Passage provided:

☆ ☆ ☆

Film in which Isabelle Huppert played one of the best roles of her life has been released to Ukrainian theaters
20 March, 11:11
REUTERS photo

The thriller Eva, directed by Benoit Jacquot, deals with a game – a very dangerous one, though outwardly playing out in a prosperous social environment: bourgeois France, high-society receptions and theatrical auditoriums, living rooms and mountain chalets of the rich. The film’s antagonist is one Bertrand (Gaspard Ulliel), who steals a play after its author’s sudden demise, and becomes a successful playwright by posing as its creator. The publisher and the public demand that he write another play, so Bertrand finds the prostitute Eva (Isabelle Huppert) and begins to feign a relationship with her, trying to get her to fall in love with himself, and uses all the dialogs and situations as a material for work, thus acting as the copyist of the reality which he is directing. He plays with it and ultimately goes too far, with fatal consequences.

 The film is based on a novel by the British crime writer James Hadley Chase. Joseph Losey’s earlier film adaptation was released in 1962, with Jeanne Moreau playing the leading role.

☆ ☆ ☆

Supplied information:

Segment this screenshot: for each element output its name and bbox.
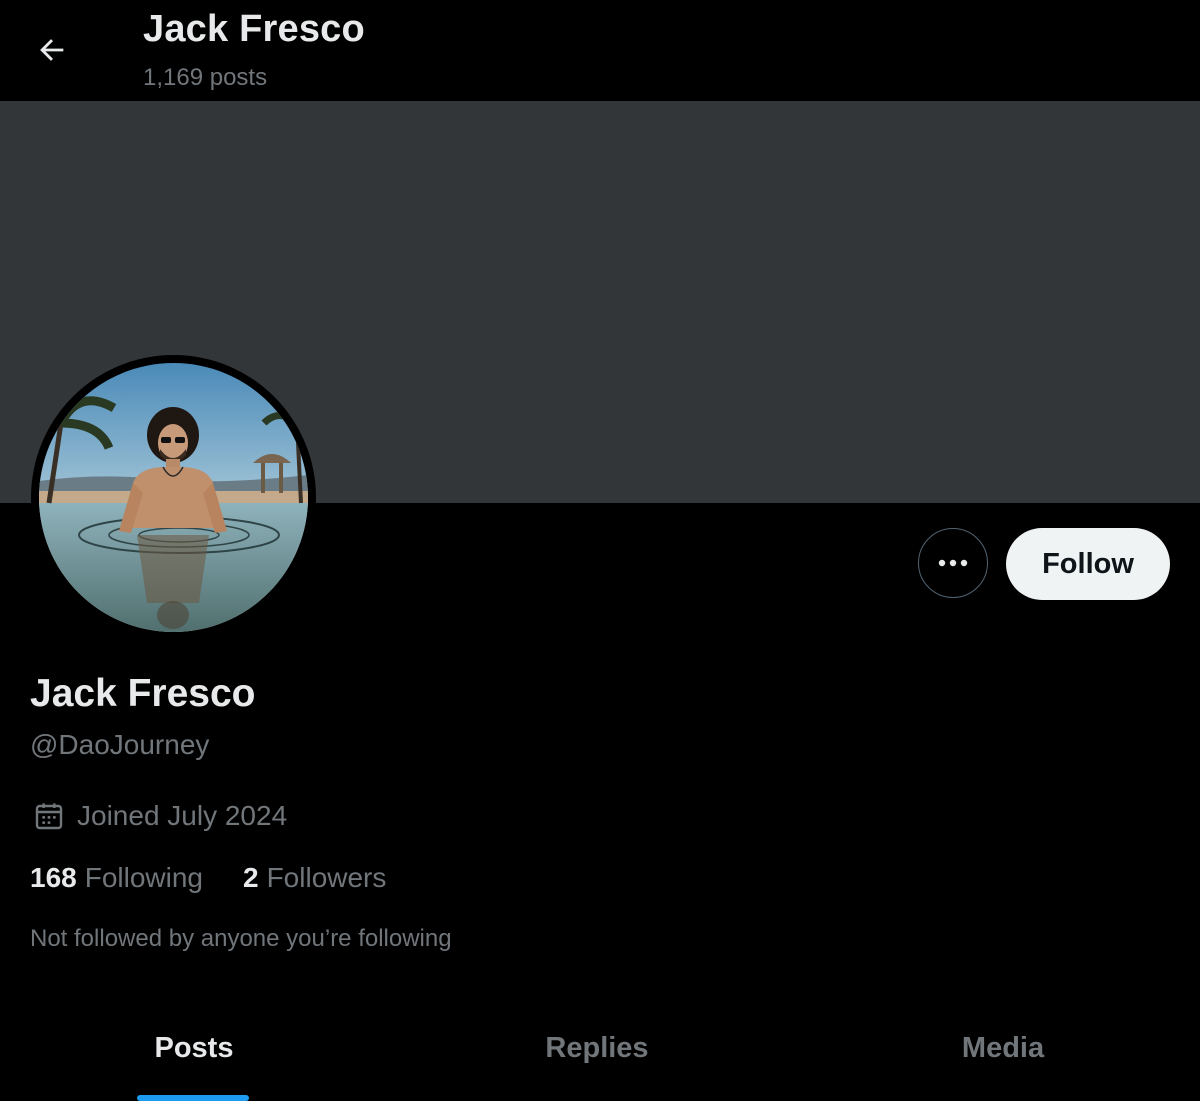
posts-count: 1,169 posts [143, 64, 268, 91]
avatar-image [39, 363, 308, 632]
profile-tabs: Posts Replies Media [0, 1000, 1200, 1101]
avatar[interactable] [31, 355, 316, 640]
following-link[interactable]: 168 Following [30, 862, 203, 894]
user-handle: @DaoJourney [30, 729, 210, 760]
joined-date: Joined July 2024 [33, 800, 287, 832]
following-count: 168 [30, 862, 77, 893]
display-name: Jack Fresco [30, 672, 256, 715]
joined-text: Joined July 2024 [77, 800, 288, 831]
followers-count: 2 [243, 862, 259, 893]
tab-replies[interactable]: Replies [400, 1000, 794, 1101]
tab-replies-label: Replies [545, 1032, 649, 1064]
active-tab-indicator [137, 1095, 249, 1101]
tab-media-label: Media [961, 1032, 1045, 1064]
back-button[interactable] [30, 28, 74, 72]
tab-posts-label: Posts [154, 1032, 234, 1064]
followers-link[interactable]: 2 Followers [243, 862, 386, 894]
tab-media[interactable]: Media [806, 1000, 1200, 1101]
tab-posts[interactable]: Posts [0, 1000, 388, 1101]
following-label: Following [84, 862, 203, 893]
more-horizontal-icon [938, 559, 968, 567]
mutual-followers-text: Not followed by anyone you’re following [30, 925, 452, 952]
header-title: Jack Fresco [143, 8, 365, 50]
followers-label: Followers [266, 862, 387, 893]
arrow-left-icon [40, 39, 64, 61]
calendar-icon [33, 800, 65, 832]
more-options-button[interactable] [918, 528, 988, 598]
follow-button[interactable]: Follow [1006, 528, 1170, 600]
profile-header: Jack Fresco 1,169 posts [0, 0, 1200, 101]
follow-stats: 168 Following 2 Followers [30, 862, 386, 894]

☆ ☆ ☆

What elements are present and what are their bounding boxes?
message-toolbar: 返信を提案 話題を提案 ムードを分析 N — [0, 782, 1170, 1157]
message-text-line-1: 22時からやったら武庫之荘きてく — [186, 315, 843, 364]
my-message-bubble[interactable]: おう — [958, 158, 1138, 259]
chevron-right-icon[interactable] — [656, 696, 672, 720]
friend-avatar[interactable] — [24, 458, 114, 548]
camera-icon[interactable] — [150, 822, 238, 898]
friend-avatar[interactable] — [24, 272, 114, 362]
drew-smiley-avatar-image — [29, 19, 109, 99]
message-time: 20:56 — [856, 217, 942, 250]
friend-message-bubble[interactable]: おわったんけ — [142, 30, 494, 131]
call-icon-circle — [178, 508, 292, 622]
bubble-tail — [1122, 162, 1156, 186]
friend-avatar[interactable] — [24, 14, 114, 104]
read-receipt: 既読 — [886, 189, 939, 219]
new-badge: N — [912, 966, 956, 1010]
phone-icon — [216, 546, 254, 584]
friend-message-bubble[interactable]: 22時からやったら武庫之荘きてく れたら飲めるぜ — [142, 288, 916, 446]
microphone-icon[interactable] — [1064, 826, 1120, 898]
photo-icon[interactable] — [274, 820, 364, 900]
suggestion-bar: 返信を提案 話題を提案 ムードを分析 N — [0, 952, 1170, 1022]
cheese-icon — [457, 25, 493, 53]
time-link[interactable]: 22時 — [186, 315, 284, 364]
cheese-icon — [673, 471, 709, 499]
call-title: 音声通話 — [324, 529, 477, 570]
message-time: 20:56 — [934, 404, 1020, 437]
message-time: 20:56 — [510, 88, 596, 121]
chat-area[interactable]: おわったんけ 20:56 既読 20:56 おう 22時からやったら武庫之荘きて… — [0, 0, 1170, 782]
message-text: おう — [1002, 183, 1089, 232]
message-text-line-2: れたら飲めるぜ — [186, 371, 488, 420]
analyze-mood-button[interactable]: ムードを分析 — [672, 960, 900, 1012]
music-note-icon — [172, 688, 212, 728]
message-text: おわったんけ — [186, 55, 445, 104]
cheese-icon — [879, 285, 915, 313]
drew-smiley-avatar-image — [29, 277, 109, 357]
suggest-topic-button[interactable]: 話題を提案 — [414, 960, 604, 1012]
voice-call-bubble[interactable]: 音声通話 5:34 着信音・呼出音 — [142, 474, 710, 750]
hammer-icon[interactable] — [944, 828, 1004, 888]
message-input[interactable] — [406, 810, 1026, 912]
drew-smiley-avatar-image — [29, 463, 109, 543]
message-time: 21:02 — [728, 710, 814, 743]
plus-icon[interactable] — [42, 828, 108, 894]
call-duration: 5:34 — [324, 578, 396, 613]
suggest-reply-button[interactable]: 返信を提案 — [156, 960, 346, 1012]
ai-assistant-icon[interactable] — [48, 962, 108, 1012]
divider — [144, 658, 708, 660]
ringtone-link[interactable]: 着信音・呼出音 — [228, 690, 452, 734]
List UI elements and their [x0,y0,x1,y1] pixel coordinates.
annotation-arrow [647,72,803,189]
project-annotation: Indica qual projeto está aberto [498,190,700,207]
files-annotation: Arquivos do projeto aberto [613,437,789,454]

☆ ☆ ☆

What the task asks:
Edit the article about the film Eva, starting with "The thriller Eva, directed" and going on through "with fatal consequences.", and put "country houses" in place of "mountain chalets". Work from the article about the film Eva alone and leave the entries aside.

Worked answer:
The thriller Eva, directed by Benoit Jacquot, deals with a game – a very dangerous one, though outwardly playing out in a prosperous social environment: bourgeois France, high-society receptions and theatrical auditoriums, living rooms and country houses of the rich. The film’s antagonist is one Bertrand (Gaspard Ulliel), who steals a play after its author’s sudden demise, and becomes a successful playwright by posing as its creator. The publisher and the public demand that he write another play, so Bertrand finds the prostitute Eva (Isabelle Huppert) and begins to feign a relationship with her, trying to get her to fall in love with himself, and uses all the dialogs and situations as a material for work, thus acting as the copyist of the reality which he is directing. He plays with it and ultimately goes too far, with fatal consequences.